--- START ---
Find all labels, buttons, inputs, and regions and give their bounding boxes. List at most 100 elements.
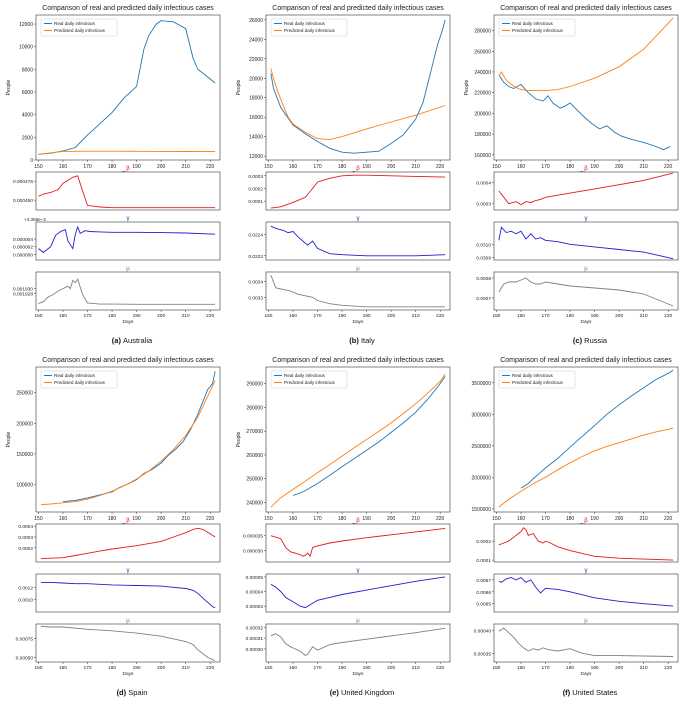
x-tick-label: 190 <box>362 164 371 170</box>
param-frame <box>493 221 679 261</box>
param-line <box>40 625 216 661</box>
y-tick-label: 20000 <box>249 76 263 82</box>
chart-title: Comparison of real and predicted daily i… <box>272 357 444 364</box>
x-tick-label: 200 <box>615 164 624 170</box>
series-line-predicted <box>498 427 674 508</box>
series-line-predicted <box>270 68 446 141</box>
param-x-tick-label: 220 <box>664 665 672 671</box>
param-y-tick-label: 0.0310 <box>476 242 491 248</box>
param-title: μ <box>126 266 130 272</box>
param-line <box>38 175 216 209</box>
param-y-tick-label: 0.00003 <box>246 604 264 610</box>
param-x-tick-label: 210 <box>640 313 648 319</box>
param-y-tick-label: 0.000002 <box>13 245 33 251</box>
param-line <box>270 225 446 257</box>
param-y-tick-label: 0.0065 <box>476 602 491 608</box>
plot-frame <box>493 14 679 161</box>
param-y-tick-label: 0.0003 <box>476 202 491 208</box>
param-frame <box>265 171 451 211</box>
param-y-tick-label: 0.0001 <box>248 199 263 205</box>
y-tick-label: 24000 <box>249 37 263 43</box>
param-x-tick-label: 210 <box>412 313 420 319</box>
legend-box <box>40 370 118 389</box>
param-line <box>40 581 216 609</box>
x-tick-label: 210 <box>411 516 420 522</box>
y-tick-label: 220000 <box>474 91 491 97</box>
y-tick-label: 10000 <box>19 45 33 51</box>
param-frame <box>265 271 451 311</box>
x-tick-label: 150 <box>34 516 43 522</box>
x-tick-label: 190 <box>362 516 371 522</box>
param-offset-label: +4.355e−2 <box>24 217 46 222</box>
param-frame <box>493 523 679 563</box>
series-line-predicted <box>40 380 216 506</box>
y-tick-label: 0 <box>30 158 33 164</box>
x-tick-label: 160 <box>517 516 526 522</box>
param-y-tick-label: 0.0066 <box>476 590 491 596</box>
param-y-tick-label: 0.0002 <box>18 546 33 552</box>
param-y-tick-label: 0.0008 <box>476 276 491 282</box>
param-title: μ <box>356 618 360 624</box>
param-y-tick-label: 0.0309 <box>476 255 491 261</box>
chart-panel-6: Comparison of real and predicted daily i… <box>472 357 679 697</box>
panel-caption: (c) Russia <box>573 336 608 345</box>
series-line-predicted <box>498 17 674 92</box>
param-x-tick-label: 200 <box>615 665 623 671</box>
param-x-tick-label: 170 <box>542 313 550 319</box>
param-line <box>498 527 674 561</box>
param-y-tick-label: 0.0034 <box>248 280 263 286</box>
plot-frame <box>35 14 221 161</box>
y-tick-label: 240000 <box>246 500 263 506</box>
chart-title: Comparison of real and predicted daily i… <box>500 357 672 364</box>
param-x-tick-label: 210 <box>412 665 420 671</box>
x-tick-label: 150 <box>34 164 43 170</box>
param-x-tick-label: 180 <box>566 665 574 671</box>
y-tick-label: 6000 <box>22 90 33 96</box>
param-frame <box>35 171 221 211</box>
legend-label: Predicted daily infectious <box>512 380 564 385</box>
x-tick-label: 210 <box>411 164 420 170</box>
y-tick-label: 100000 <box>16 482 33 488</box>
param-x-tick-label: 180 <box>338 313 346 319</box>
legend-label: Real daily infectious <box>284 21 326 26</box>
chart-title: Comparison of real and predicted daily i… <box>42 357 214 364</box>
param-x-tick-label: 210 <box>640 665 648 671</box>
plot-frame <box>493 366 679 513</box>
param-y-tick-label: 0.00050 <box>16 655 34 661</box>
x-tick-label: 200 <box>157 164 166 170</box>
param-y-tick-label: 0.0002 <box>248 186 263 192</box>
series-line-real <box>270 19 446 154</box>
param-y-tick-label: 0.00004 <box>246 590 264 596</box>
y-tick-label: 22000 <box>249 57 263 63</box>
param-title: γ <box>127 216 130 222</box>
x-tick-label: 220 <box>436 164 445 170</box>
x-tick-label: 160 <box>289 516 298 522</box>
param-x-tick-label: 160 <box>517 665 525 671</box>
x-tick-label: 200 <box>157 516 166 522</box>
param-y-tick-label: 0.0033 <box>248 295 263 301</box>
legend-label: Predicted daily infectious <box>284 380 336 385</box>
param-frame <box>35 573 221 613</box>
param-frame <box>35 623 221 663</box>
x-tick-label: 180 <box>566 516 575 522</box>
y-tick-label: 270000 <box>246 429 263 435</box>
param-title: γ <box>127 568 130 574</box>
param-line <box>38 225 216 253</box>
x-tick-label: 160 <box>59 516 68 522</box>
param-x-tick-label: 150 <box>34 313 42 319</box>
param-y-tick-label: 0.00005 <box>246 575 264 581</box>
param-frame <box>35 523 221 563</box>
param-x-tick-label: 220 <box>436 665 444 671</box>
x-tick-label: 220 <box>206 516 215 522</box>
param-title: γ <box>357 216 360 222</box>
x-tick-label: 150 <box>492 164 501 170</box>
param-frame <box>35 221 221 261</box>
panel-caption: (e) United Kingdom <box>330 688 395 697</box>
y-tick-label: 12000 <box>19 22 33 28</box>
y-tick-label: 240000 <box>474 70 491 76</box>
param-line <box>498 172 674 206</box>
plot-frame <box>265 366 451 513</box>
param-y-tick-label: 0.00030 <box>246 647 264 653</box>
param-y-tick-label: 0.0010 <box>18 597 33 603</box>
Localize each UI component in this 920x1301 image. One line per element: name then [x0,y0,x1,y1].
--- END ---
§ Task instructions:
Could you change "param-frame" to "parameter-frame" in the stretch of lines from the one containing "x-tick-label: 190 <box>362 164 371 170</box>" through the one containing "param-x-tick-label: 210 <box>412 313", leaving everything else untouched, and return only those lines?

§ Full output:
x-tick-label: 190 <box>362 164 371 170</box>
parameter-frame <box>493 221 679 261</box>
param-line <box>40 625 216 661</box>
y-tick-label: 20000 <box>249 76 263 82</box>
chart-title: Comparison of real and predicted daily i… <box>272 357 444 364</box>
x-tick-label: 200 <box>615 164 624 170</box>
series-line-predicted <box>498 427 674 508</box>
series-line-predicted <box>270 68 446 141</box>
param-x-tick-label: 220 <box>664 665 672 671</box>
param-y-tick-label: 0.0310 <box>476 242 491 248</box>
param-title: μ <box>126 266 130 272</box>
param-line <box>38 175 216 209</box>
param-y-tick-label: 0.00003 <box>246 604 264 610</box>
param-x-tick-label: 210 <box>640 313 648 319</box>
param-y-tick-label: 0.000002 <box>13 245 33 251</box>
param-line <box>270 225 446 257</box>
param-y-tick-label: 0.0065 <box>476 602 491 608</box>
plot-frame <box>493 14 679 161</box>
param-y-tick-label: 0.0003 <box>476 202 491 208</box>
parameter-frame <box>265 171 451 211</box>
param-y-tick-label: 0.0001 <box>248 199 263 205</box>
y-tick-label: 24000 <box>249 37 263 43</box>
param-x-tick-label: 210 <box>412 313 420 319</box>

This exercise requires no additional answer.